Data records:
□ □ □ □ □
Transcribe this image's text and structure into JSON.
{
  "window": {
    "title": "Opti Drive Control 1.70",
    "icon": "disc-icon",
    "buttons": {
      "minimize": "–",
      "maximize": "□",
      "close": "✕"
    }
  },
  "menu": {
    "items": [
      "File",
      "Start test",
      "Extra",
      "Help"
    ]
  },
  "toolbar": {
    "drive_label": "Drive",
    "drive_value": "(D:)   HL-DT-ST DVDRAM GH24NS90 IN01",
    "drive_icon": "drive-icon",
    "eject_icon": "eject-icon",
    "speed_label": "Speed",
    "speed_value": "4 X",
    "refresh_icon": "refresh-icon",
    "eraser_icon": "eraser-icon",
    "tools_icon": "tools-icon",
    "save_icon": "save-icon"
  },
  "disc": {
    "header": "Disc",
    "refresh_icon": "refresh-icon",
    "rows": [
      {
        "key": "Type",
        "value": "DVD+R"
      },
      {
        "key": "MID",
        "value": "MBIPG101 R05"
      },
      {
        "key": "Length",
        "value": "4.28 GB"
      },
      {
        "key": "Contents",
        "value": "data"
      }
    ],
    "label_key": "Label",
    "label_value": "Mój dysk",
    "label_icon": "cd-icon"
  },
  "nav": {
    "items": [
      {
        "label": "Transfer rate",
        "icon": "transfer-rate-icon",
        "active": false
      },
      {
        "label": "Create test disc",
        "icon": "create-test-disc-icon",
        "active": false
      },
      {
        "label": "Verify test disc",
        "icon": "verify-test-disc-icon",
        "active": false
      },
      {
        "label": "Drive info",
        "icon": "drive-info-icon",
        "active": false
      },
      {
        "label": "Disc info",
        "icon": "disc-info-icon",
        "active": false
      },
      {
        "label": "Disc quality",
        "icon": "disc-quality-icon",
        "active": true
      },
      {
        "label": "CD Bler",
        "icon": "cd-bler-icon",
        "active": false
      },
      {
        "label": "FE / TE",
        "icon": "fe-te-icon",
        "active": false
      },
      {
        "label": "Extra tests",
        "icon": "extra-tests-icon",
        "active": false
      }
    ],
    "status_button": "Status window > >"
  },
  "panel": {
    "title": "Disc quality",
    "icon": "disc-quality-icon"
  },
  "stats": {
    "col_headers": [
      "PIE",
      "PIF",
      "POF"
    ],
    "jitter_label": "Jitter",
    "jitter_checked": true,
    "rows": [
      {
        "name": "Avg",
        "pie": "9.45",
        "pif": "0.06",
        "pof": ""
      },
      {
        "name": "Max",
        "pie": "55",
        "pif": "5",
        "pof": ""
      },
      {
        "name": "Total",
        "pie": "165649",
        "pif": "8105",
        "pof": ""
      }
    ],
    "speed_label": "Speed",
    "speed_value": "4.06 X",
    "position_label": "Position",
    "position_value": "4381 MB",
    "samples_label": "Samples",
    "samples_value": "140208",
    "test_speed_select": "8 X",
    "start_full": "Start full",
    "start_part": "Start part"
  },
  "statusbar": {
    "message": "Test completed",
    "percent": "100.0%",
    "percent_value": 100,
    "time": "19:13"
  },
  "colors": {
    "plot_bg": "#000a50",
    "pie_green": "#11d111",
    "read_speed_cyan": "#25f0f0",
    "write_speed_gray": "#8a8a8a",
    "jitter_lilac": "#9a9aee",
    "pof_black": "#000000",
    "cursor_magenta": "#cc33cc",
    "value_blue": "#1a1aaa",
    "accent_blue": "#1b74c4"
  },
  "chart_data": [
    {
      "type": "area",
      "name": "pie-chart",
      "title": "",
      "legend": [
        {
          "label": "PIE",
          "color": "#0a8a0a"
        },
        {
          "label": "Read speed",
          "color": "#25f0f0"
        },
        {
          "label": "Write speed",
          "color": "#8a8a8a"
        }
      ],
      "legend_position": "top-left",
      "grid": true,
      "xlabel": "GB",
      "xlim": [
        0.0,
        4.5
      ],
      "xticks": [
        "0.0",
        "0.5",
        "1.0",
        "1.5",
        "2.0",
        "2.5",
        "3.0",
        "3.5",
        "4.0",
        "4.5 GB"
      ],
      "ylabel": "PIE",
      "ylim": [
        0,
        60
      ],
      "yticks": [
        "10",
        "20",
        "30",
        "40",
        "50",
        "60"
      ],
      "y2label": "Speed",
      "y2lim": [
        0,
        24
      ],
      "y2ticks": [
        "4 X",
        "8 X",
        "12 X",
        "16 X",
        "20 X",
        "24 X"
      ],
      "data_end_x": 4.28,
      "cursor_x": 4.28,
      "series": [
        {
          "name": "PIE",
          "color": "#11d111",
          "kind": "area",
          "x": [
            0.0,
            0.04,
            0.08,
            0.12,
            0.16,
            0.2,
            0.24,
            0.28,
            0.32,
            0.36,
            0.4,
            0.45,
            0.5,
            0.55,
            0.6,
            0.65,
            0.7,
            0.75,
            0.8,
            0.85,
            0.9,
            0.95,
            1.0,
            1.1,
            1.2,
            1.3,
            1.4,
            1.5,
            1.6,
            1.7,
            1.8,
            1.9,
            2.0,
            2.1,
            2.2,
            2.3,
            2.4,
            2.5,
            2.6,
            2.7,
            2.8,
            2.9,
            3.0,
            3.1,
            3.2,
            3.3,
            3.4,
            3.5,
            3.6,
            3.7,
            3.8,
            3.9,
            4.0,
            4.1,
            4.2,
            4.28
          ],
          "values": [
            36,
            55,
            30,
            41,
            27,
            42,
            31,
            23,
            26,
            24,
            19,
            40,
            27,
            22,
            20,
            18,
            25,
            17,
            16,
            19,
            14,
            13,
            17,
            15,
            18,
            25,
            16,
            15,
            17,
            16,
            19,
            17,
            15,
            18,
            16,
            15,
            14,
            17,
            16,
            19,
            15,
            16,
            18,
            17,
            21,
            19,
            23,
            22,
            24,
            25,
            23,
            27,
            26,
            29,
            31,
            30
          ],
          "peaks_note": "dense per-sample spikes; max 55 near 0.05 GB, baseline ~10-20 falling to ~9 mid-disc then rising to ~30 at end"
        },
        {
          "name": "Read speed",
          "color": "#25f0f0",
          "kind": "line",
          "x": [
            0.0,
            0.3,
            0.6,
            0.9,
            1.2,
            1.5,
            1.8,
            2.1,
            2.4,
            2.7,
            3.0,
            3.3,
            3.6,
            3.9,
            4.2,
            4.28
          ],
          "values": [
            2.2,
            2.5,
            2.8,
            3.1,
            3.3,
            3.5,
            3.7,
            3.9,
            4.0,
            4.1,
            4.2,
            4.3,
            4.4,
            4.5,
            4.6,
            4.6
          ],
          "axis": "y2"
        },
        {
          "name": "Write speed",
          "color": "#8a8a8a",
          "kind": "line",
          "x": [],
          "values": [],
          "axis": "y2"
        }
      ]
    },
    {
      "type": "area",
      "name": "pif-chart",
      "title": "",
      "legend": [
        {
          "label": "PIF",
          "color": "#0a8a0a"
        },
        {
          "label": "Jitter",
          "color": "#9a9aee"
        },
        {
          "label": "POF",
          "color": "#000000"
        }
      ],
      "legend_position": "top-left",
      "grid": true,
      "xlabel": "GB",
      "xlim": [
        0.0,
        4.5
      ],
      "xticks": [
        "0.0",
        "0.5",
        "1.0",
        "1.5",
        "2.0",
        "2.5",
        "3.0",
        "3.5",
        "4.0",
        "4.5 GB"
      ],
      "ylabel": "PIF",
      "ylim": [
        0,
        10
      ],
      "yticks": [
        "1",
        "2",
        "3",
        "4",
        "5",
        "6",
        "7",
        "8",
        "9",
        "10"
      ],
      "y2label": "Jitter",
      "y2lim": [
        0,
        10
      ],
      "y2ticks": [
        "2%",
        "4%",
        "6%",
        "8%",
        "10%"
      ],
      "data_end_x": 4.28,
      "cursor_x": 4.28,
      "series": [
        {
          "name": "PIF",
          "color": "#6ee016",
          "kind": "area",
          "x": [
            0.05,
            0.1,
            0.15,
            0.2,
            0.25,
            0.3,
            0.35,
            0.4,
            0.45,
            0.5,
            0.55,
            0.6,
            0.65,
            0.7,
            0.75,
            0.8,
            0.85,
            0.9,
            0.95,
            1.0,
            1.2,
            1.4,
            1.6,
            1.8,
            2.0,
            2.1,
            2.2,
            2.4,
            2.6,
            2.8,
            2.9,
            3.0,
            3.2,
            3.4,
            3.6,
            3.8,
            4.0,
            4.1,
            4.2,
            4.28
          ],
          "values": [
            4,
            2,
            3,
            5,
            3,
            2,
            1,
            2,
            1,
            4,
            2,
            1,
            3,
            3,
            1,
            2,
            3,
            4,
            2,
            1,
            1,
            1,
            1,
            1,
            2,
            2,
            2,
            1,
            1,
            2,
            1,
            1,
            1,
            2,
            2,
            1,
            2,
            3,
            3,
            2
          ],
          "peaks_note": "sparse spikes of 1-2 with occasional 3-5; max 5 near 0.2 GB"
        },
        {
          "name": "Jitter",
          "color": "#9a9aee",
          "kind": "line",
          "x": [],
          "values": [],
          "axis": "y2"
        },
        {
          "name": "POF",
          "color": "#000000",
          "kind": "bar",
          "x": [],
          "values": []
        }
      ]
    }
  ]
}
□ □ □ □ □
▶ TASK DIRECTIONS:
Report the number of lines that include the string "rate"; return nothing but the count.

▶ CORRECT OUTPUT:
2